- [SHORT EXERCISE]: Copy each entry as it stands, leaving nothing out.

- [DATA LINES]:
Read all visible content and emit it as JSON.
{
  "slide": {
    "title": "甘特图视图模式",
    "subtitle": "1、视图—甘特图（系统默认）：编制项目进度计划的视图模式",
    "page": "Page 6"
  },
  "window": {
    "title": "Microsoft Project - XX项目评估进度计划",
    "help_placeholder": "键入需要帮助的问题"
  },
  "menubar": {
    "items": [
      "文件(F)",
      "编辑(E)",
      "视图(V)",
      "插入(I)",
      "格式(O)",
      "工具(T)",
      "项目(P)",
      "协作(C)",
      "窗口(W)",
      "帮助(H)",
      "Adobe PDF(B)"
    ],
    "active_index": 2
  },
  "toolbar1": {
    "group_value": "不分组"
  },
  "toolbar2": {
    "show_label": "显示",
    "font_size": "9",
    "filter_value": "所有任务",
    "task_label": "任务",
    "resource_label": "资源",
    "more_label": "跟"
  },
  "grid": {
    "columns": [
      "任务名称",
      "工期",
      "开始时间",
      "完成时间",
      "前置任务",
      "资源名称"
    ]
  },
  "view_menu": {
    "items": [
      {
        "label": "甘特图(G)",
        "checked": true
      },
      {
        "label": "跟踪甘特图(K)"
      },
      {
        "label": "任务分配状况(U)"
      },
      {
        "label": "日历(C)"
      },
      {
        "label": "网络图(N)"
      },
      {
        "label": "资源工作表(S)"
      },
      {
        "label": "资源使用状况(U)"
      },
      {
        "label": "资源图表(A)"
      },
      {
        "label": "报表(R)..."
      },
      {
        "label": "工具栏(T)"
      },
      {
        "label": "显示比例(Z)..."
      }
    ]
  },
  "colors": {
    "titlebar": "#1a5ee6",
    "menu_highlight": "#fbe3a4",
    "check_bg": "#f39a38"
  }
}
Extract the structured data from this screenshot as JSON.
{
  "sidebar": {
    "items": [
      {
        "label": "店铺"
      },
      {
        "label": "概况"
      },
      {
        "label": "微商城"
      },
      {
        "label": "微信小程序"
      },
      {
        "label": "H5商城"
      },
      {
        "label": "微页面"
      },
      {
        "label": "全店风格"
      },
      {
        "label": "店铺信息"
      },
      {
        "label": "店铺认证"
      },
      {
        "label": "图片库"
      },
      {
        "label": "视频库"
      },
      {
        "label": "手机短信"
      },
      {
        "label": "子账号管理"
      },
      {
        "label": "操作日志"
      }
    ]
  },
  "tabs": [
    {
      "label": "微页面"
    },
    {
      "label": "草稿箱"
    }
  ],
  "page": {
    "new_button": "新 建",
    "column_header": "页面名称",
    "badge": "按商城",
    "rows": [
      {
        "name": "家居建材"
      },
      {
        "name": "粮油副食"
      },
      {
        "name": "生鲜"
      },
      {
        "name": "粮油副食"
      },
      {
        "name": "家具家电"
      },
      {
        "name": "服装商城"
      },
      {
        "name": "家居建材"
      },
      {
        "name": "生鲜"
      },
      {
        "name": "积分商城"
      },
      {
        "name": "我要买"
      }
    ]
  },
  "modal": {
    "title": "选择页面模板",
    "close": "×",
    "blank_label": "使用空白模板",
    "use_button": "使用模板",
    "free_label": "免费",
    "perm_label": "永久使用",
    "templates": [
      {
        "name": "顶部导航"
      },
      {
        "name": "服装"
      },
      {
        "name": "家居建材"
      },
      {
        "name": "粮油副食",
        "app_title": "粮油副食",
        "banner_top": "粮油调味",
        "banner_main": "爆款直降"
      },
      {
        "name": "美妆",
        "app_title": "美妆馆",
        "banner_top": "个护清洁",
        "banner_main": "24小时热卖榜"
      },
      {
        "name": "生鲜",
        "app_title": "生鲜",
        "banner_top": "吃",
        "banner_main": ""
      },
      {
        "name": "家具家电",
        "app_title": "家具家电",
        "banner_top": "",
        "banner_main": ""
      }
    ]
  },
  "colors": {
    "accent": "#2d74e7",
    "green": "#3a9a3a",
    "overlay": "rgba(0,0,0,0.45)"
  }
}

- [SOLUTION BELOW]:
Read all visible content and emit it as JSON.
{
  "slide": {
    "title": "甘特图视图模式",
    "subtitle": "1、视图—甘特图（系统默认）：编制项目进度计划的视图模式",
    "page": "Page 6"
  },
  "window": {
    "title": "Microsoft Project - XX项目评估进度计划",
    "help_placeholder": "键入需要帮助的问题"
  },
  "menubar": {
    "items": [
      "文件(F)",
      "编辑(E)",
      "视图(V)",
      "插入(I)",
      "格式(O)",
      "工具(T)",
      "项目(P)",
      "协作(C)",
      "窗口(W)",
      "帮助(H)",
      "Adobe PDF(B)"
    ],
    "active_index": 2
  },
  "toolbar1": {
    "group_value": "不分组"
  },
  "toolbar2": {
    "show_label": "显示",
    "font_size": "9",
    "filter_value": "所有任务",
    "task_label": "任务",
    "resource_label": "资源",
    "more_label": "跟"
  },
  "grid": {
    "columns": [
      "任务名称",
      "工期",
      "开始时间",
      "完成时间",
      "前置任务",
      "资源名称"
    ]
  },
  "view_menu": {
    "items": [
      {
        "label": "甘特图(G)",
        "checked": true
      },
      {
        "label": "跟踪甘特图(K)"
      },
      {
        "label": "任务分配状况(U)"
      },
      {
        "label": "日历(C)"
      },
      {
        "label": "网络图(N)"
      },
      {
        "label": "资源工作表(S)"
      },
      {
        "label": "资源使用状况(U)"
      },
      {
        "label": "资源图表(A)"
      },
      {
        "label": "报表(R)..."
      },
      {
        "label": "工具栏(T)"
      },
      {
        "label": "显示比例(Z)..."
      }
    ]
  },
  "colors": {
    "titlebar": "#1a5ee6",
    "menu_highlight": "#fbe3a4",
    "check_bg": "#f39a38"
  }
}
Extract the structured data from this screenshot as JSON.
{
  "sidebar": {
    "items": [
      {
        "label": "店铺"
      },
      {
        "label": "概况"
      },
      {
        "label": "微商城"
      },
      {
        "label": "微信小程序"
      },
      {
        "label": "H5商城"
      },
      {
        "label": "微页面"
      },
      {
        "label": "全店风格"
      },
      {
        "label": "店铺信息"
      },
      {
        "label": "店铺认证"
      },
      {
        "label": "图片库"
      },
      {
        "label": "视频库"
      },
      {
        "label": "手机短信"
      },
      {
        "label": "子账号管理"
      },
      {
        "label": "操作日志"
      }
    ]
  },
  "tabs": [
    {
      "label": "微页面"
    },
    {
      "label": "草稿箱"
    }
  ],
  "page": {
    "new_button": "新 建",
    "column_header": "页面名称",
    "badge": "按商城",
    "rows": [
      {
        "name": "家居建材"
      },
      {
        "name": "粮油副食"
      },
      {
        "name": "生鲜"
      },
      {
        "name": "粮油副食"
      },
      {
        "name": "家具家电"
      },
      {
        "name": "服装商城"
      },
      {
        "name": "家居建材"
      },
      {
        "name": "生鲜"
      },
      {
        "name": "积分商城"
      },
      {
        "name": "我要买"
      }
    ]
  },
  "modal": {
    "title": "选择页面模板",
    "close": "×",
    "blank_label": "使用空白模板",
    "use_button": "使用模板",
    "free_label": "免费",
    "perm_label": "永久使用",
    "templates": [
      {
        "name": "顶部导航"
      },
      {
        "name": "服装"
      },
      {
        "name": "家居建材"
      },
      {
        "name": "粮油副食",
        "app_title": "粮油副食",
        "banner_top": "粮油调味",
        "banner_main": "爆款直降"
      },
      {
        "name": "美妆",
        "app_title": "美妆馆",
        "banner_top": "个护清洁",
        "banner_main": "24小时热卖榜"
      },
      {
        "name": "生鲜",
        "app_title": "生鲜",
        "banner_top": "吃",
        "banner_main": ""
      },
      {
        "name": "家具家电",
        "app_title": "家具家电",
        "banner_top": "",
        "banner_main": ""
      }
    ]
  },
  "colors": {
    "accent": "#2d74e7",
    "green": "#3a9a3a",
    "overlay": "rgba(0,0,0,0.45)"
  }
}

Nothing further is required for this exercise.